[Dataset records]
————

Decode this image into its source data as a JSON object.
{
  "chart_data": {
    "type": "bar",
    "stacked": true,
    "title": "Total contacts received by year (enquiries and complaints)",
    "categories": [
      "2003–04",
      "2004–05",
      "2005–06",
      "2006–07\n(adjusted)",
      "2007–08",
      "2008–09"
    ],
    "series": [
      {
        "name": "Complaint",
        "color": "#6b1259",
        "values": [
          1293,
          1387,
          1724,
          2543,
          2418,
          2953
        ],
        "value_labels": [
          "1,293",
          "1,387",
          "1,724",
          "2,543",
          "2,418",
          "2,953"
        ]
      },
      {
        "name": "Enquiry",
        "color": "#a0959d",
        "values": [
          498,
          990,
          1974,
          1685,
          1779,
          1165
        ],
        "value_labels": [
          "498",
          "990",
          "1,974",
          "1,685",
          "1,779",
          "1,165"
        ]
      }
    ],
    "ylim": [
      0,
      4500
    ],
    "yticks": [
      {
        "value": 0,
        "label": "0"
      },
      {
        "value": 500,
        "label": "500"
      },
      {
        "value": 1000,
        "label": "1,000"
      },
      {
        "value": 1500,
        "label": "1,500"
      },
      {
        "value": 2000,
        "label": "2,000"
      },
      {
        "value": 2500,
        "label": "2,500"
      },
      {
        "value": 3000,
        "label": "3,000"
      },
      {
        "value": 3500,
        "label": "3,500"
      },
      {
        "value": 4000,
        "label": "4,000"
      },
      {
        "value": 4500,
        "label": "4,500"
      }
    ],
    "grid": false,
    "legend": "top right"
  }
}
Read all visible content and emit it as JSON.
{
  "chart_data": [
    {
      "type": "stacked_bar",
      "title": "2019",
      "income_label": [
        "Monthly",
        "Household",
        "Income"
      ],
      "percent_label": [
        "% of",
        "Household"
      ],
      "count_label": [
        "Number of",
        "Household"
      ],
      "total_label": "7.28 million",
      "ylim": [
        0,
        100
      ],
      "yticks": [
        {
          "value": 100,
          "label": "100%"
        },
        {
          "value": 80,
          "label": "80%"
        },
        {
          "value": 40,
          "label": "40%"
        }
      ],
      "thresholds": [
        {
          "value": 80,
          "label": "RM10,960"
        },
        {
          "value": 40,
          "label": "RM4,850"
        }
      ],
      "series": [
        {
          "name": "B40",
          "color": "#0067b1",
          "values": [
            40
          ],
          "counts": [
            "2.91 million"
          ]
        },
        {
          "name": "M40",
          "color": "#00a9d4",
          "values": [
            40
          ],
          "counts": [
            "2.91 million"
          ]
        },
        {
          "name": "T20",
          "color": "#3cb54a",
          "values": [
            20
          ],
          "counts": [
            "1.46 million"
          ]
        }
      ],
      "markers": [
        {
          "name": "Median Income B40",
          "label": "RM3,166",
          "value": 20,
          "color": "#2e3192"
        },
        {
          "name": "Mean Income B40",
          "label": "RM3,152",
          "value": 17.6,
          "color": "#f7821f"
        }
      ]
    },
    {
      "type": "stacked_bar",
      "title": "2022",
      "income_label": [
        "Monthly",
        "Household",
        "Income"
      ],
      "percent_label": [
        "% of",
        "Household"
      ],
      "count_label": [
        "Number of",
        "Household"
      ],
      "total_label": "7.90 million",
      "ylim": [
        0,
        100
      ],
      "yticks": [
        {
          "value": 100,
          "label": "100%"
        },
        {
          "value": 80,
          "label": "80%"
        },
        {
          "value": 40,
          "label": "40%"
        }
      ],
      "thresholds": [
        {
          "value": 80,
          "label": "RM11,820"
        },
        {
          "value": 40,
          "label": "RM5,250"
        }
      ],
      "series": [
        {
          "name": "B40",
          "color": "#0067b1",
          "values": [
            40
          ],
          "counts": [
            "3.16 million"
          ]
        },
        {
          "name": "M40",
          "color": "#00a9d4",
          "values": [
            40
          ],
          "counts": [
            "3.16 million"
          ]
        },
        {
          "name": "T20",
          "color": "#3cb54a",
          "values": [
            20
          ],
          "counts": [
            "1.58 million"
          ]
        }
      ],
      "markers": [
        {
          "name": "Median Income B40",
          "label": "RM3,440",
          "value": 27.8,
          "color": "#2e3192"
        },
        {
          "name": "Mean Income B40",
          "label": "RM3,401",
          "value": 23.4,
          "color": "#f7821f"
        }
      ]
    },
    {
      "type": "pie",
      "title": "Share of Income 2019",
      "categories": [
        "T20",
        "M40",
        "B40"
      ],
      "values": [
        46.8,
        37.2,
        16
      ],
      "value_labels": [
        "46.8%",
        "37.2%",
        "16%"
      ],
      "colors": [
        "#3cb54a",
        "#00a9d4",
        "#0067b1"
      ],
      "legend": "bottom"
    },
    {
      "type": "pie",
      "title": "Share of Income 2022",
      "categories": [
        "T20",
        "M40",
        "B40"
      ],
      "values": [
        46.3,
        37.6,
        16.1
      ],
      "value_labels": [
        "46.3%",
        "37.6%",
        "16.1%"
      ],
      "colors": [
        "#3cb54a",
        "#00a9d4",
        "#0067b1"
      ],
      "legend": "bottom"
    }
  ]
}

————

[WHAT IS BEING ASKED] Using the records above, find and show each line with the string "JSON".

[WRITTEN SOLUTION]
Decode this image into its source data as a JSON object.
Read all visible content and emit it as JSON.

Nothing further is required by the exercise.